## START Records for this task

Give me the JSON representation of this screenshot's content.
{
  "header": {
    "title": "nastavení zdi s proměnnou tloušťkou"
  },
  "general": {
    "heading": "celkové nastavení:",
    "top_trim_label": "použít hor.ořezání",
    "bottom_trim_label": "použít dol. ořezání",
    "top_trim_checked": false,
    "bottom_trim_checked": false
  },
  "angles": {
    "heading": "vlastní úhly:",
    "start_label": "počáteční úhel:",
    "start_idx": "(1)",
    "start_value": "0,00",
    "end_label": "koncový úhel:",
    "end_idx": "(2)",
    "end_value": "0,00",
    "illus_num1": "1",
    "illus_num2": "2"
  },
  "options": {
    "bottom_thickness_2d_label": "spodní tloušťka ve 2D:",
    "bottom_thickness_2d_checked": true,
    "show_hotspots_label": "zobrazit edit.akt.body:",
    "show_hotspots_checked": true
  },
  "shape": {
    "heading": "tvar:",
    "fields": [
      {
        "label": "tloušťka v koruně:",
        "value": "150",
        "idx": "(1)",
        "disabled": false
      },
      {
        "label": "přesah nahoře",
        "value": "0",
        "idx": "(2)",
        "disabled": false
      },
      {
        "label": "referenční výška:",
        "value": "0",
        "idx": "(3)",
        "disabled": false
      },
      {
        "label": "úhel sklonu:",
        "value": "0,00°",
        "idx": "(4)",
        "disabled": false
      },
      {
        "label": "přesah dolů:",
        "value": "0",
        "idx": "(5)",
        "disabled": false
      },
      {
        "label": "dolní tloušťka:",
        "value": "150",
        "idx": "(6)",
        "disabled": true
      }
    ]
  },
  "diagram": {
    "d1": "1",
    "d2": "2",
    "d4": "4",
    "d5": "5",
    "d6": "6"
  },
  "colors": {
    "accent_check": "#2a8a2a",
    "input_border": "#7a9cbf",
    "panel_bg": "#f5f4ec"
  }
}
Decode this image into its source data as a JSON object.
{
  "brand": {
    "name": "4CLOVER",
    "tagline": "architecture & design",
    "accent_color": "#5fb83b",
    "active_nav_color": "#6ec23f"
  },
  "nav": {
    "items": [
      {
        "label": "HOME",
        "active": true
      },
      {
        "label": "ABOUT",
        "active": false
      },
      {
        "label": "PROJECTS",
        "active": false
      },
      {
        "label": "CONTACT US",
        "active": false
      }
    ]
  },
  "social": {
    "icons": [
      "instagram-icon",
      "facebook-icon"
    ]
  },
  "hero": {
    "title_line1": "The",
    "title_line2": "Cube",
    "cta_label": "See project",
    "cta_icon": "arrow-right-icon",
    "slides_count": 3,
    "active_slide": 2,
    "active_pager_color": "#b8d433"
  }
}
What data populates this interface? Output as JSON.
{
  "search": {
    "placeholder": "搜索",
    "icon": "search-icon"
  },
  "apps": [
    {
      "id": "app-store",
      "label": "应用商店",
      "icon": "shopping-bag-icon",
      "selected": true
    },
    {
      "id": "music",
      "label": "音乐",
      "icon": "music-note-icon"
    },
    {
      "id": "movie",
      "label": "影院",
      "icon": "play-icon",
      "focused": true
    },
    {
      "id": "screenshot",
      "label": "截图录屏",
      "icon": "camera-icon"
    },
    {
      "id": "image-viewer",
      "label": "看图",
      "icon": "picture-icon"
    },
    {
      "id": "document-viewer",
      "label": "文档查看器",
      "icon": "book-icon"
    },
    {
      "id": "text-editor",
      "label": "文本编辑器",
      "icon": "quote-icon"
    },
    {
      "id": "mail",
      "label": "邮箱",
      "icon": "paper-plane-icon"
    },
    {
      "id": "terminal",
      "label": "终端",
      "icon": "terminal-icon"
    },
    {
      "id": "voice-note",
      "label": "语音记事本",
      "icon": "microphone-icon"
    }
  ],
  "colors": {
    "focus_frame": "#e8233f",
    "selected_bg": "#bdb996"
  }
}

## END Records for this task

Which lines of the material contain the string "použít"? List each of them.

= Exercise result =
    "top_trim_label": "použít hor.ořezání",
    "bottom_trim_label": "použít dol. ořezání",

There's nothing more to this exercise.